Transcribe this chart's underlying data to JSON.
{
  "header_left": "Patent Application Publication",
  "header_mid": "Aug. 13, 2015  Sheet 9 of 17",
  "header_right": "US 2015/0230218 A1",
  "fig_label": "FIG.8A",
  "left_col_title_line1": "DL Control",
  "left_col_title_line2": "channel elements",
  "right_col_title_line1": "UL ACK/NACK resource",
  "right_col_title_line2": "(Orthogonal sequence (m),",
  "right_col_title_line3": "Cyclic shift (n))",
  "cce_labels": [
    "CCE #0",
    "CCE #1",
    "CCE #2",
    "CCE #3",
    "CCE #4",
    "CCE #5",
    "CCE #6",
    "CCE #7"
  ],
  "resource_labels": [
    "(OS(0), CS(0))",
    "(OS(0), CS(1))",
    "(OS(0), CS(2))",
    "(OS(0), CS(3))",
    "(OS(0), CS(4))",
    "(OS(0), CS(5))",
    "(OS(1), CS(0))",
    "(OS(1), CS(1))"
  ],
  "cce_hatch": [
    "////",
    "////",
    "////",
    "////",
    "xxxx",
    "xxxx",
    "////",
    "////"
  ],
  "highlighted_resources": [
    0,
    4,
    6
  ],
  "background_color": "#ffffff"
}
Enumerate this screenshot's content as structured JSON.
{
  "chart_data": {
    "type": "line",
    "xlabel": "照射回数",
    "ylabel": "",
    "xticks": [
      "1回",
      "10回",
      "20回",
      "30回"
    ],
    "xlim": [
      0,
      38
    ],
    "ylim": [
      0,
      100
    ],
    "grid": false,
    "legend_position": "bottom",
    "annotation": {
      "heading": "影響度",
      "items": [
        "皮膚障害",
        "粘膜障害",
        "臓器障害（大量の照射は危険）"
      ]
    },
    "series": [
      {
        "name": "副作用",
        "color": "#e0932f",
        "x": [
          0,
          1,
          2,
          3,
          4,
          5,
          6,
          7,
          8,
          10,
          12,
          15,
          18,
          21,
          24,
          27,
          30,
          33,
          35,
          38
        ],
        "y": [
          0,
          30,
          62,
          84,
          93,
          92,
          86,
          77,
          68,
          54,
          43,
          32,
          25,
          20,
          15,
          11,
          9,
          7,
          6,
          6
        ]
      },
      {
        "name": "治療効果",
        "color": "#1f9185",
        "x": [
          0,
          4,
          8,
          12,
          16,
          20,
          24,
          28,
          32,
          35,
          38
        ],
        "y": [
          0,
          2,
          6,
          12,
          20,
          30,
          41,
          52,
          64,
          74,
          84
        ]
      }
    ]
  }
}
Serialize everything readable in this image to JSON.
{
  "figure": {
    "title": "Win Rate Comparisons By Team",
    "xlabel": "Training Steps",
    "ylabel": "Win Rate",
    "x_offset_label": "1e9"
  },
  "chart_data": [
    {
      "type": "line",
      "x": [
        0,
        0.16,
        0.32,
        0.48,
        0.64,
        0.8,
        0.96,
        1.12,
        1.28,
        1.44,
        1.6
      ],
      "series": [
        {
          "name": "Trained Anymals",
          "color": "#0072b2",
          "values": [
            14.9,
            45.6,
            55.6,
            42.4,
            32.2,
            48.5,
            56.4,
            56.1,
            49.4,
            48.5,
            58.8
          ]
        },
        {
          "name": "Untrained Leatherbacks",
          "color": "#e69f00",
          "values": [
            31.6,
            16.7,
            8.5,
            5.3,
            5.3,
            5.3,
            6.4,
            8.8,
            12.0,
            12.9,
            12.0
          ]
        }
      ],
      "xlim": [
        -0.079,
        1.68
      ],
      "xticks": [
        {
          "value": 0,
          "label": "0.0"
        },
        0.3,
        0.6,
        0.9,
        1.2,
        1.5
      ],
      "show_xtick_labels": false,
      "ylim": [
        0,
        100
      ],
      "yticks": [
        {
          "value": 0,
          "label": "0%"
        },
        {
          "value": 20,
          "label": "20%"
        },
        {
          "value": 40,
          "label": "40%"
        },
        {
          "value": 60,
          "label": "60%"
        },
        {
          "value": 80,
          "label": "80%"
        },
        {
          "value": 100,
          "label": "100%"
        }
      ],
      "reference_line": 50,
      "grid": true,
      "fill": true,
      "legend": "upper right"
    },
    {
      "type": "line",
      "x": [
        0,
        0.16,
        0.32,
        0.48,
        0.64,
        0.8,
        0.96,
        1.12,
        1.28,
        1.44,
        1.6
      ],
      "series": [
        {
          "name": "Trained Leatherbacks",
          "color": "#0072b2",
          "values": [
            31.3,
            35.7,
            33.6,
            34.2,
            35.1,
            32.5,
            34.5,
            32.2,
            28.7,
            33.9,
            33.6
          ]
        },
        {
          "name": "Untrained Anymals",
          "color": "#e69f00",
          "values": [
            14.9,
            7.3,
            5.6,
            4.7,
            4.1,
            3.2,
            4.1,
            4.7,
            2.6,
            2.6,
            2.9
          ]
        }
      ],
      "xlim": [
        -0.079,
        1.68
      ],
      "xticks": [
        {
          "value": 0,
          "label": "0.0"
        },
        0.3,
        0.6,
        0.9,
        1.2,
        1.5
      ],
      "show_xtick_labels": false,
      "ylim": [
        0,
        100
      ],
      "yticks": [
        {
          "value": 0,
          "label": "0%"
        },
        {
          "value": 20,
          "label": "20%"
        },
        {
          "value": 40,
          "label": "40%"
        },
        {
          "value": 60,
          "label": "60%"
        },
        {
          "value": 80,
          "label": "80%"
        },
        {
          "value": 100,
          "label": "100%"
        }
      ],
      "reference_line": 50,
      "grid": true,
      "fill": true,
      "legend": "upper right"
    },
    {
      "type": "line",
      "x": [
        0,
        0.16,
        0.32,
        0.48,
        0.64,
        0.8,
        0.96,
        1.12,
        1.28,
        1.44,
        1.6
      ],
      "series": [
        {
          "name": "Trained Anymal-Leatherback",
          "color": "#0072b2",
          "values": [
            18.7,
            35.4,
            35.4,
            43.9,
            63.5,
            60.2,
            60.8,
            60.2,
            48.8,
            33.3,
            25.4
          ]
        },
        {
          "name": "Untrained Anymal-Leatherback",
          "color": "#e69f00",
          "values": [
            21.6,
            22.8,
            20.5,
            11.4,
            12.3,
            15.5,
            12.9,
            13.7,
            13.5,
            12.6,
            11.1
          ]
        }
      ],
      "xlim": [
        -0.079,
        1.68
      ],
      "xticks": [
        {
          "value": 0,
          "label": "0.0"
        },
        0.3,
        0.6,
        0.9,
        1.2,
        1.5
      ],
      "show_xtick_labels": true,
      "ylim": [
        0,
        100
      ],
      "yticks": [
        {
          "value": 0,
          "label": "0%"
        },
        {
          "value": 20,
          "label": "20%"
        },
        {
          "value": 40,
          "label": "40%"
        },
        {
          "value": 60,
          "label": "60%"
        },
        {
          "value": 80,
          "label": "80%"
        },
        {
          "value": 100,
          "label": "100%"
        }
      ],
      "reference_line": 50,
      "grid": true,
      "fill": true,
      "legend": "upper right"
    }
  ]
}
# # # # # # #
Please copy out each record, character for character.

FINAL RESULT:
Transcribe this chart's underlying data to JSON.
{
  "header_left": "Patent Application Publication",
  "header_mid": "Aug. 13, 2015  Sheet 9 of 17",
  "header_right": "US 2015/0230218 A1",
  "fig_label": "FIG.8A",
  "left_col_title_line1": "DL Control",
  "left_col_title_line2": "channel elements",
  "right_col_title_line1": "UL ACK/NACK resource",
  "right_col_title_line2": "(Orthogonal sequence (m),",
  "right_col_title_line3": "Cyclic shift (n))",
  "cce_labels": [
    "CCE #0",
    "CCE #1",
    "CCE #2",
    "CCE #3",
    "CCE #4",
    "CCE #5",
    "CCE #6",
    "CCE #7"
  ],
  "resource_labels": [
    "(OS(0), CS(0))",
    "(OS(0), CS(1))",
    "(OS(0), CS(2))",
    "(OS(0), CS(3))",
    "(OS(0), CS(4))",
    "(OS(0), CS(5))",
    "(OS(1), CS(0))",
    "(OS(1), CS(1))"
  ],
  "cce_hatch": [
    "////",
    "////",
    "////",
    "////",
    "xxxx",
    "xxxx",
    "////",
    "////"
  ],
  "highlighted_resources": [
    0,
    4,
    6
  ],
  "background_color": "#ffffff"
}
Enumerate this screenshot's content as structured JSON.
{
  "chart_data": {
    "type": "line",
    "xlabel": "照射回数",
    "ylabel": "",
    "xticks": [
      "1回",
      "10回",
      "20回",
      "30回"
    ],
    "xlim": [
      0,
      38
    ],
    "ylim": [
      0,
      100
    ],
    "grid": false,
    "legend_position": "bottom",
    "annotation": {
      "heading": "影響度",
      "items": [
        "皮膚障害",
        "粘膜障害",
        "臓器障害（大量の照射は危険）"
      ]
    },
    "series": [
      {
        "name": "副作用",
        "color": "#e0932f",
        "x": [
          0,
          1,
          2,
          3,
          4,
          5,
          6,
          7,
          8,
          10,
          12,
          15,
          18,
          21,
          24,
          27,
          30,
          33,
          35,
          38
        ],
        "y": [
          0,
          30,
          62,
          84,
          93,
          92,
          86,
          77,
          68,
          54,
          43,
          32,
          25,
          20,
          15,
          11,
          9,
          7,
          6,
          6
        ]
      },
      {
        "name": "治療効果",
        "color": "#1f9185",
        "x": [
          0,
          4,
          8,
          12,
          16,
          20,
          24,
          28,
          32,
          35,
          38
        ],
        "y": [
          0,
          2,
          6,
          12,
          20,
          30,
          41,
          52,
          64,
          74,
          84
        ]
      }
    ]
  }
}
Serialize everything readable in this image to JSON.
{
  "figure": {
    "title": "Win Rate Comparisons By Team",
    "xlabel": "Training Steps",
    "ylabel": "Win Rate",
    "x_offset_label": "1e9"
  },
  "chart_data": [
    {
      "type": "line",
      "x": [
        0,
        0.16,
        0.32,
        0.48,
        0.64,
        0.8,
        0.96,
        1.12,
        1.28,
        1.44,
        1.6
      ],
      "series": [
        {
          "name": "Trained Anymals",
          "color": "#0072b2",
          "values": [
            14.9,
            45.6,
            55.6,
            42.4,
            32.2,
            48.5,
            56.4,
            56.1,
            49.4,
            48.5,
            58.8
          ]
        },
        {
          "name": "Untrained Leatherbacks",
          "color": "#e69f00",
          "values": [
            31.6,
            16.7,
            8.5,
            5.3,
            5.3,
            5.3,
            6.4,
            8.8,
            12.0,
            12.9,
            12.0
          ]
        }
      ],
      "xlim": [
        -0.079,
        1.68
      ],
      "xticks": [
        {
          "value": 0,
          "label": "0.0"
        },
        0.3,
        0.6,
        0.9,
        1.2,
        1.5
      ],
      "show_xtick_labels": false,
      "ylim": [
        0,
        100
      ],
      "yticks": [
        {
          "value": 0,
          "label": "0%"
        },
        {
          "value": 20,
          "label": "20%"
        },
        {
          "value": 40,
          "label": "40%"
        },
        {
          "value": 60,
          "label": "60%"
        },
        {
          "value": 80,
          "label": "80%"
        },
        {
          "value": 100,
          "label": "100%"
        }
      ],
      "reference_line": 50,
      "grid": true,
      "fill": true,
      "legend": "upper right"
    },
    {
      "type": "line",
      "x": [
        0,
        0.16,
        0.32,
        0.48,
        0.64,
        0.8,
        0.96,
        1.12,
        1.28,
        1.44,
        1.6
      ],
      "series": [
        {
          "name": "Trained Leatherbacks",
          "color": "#0072b2",
          "values": [
            31.3,
            35.7,
            33.6,
            34.2,
            35.1,
            32.5,
            34.5,
            32.2,
            28.7,
            33.9,
            33.6
          ]
        },
        {
          "name": "Untrained Anymals",
          "color": "#e69f00",
          "values": [
            14.9,
            7.3,
            5.6,
            4.7,
            4.1,
            3.2,
            4.1,
            4.7,
            2.6,
            2.6,
            2.9
          ]
        }
      ],
      "xlim": [
        -0.079,
        1.68
      ],
      "xticks": [
        {
          "value": 0,
          "label": "0.0"
        },
        0.3,
        0.6,
        0.9,
        1.2,
        1.5
      ],
      "show_xtick_labels": false,
      "ylim": [
        0,
        100
      ],
      "yticks": [
        {
          "value": 0,
          "label": "0%"
        },
        {
          "value": 20,
          "label": "20%"
        },
        {
          "value": 40,
          "label": "40%"
        },
        {
          "value": 60,
          "label": "60%"
        },
        {
          "value": 80,
          "label": "80%"
        },
        {
          "value": 100,
          "label": "100%"
        }
      ],
      "reference_line": 50,
      "grid": true,
      "fill": true,
      "legend": "upper right"
    },
    {
      "type": "line",
      "x": [
        0,
        0.16,
        0.32,
        0.48,
        0.64,
        0.8,
        0.96,
        1.12,
        1.28,
        1.44,
        1.6
      ],
      "series": [
        {
          "name": "Trained Anymal-Leatherback",
          "color": "#0072b2",
          "values": [
            18.7,
            35.4,
            35.4,
            43.9,
            63.5,
            60.2,
            60.8,
            60.2,
            48.8,
            33.3,
            25.4
          ]
        },
        {
          "name": "Untrained Anymal-Leatherback",
          "color": "#e69f00",
          "values": [
            21.6,
            22.8,
            20.5,
            11.4,
            12.3,
            15.5,
            12.9,
            13.7,
            13.5,
            12.6,
            11.1
          ]
        }
      ],
      "xlim": [
        -0.079,
        1.68
      ],
      "xticks": [
        {
          "value": 0,
          "label": "0.0"
        },
        0.3,
        0.6,
        0.9,
        1.2,
        1.5
      ],
      "show_xtick_labels": true,
      "ylim": [
        0,
        100
      ],
      "yticks": [
        {
          "value": 0,
          "label": "0%"
        },
        {
          "value": 20,
          "label": "20%"
        },
        {
          "value": 40,
          "label": "40%"
        },
        {
          "value": 60,
          "label": "60%"
        },
        {
          "value": 80,
          "label": "80%"
        },
        {
          "value": 100,
          "label": "100%"
        }
      ],
      "reference_line": 50,
      "grid": true,
      "fill": true,
      "legend": "upper right"
    }
  ]
}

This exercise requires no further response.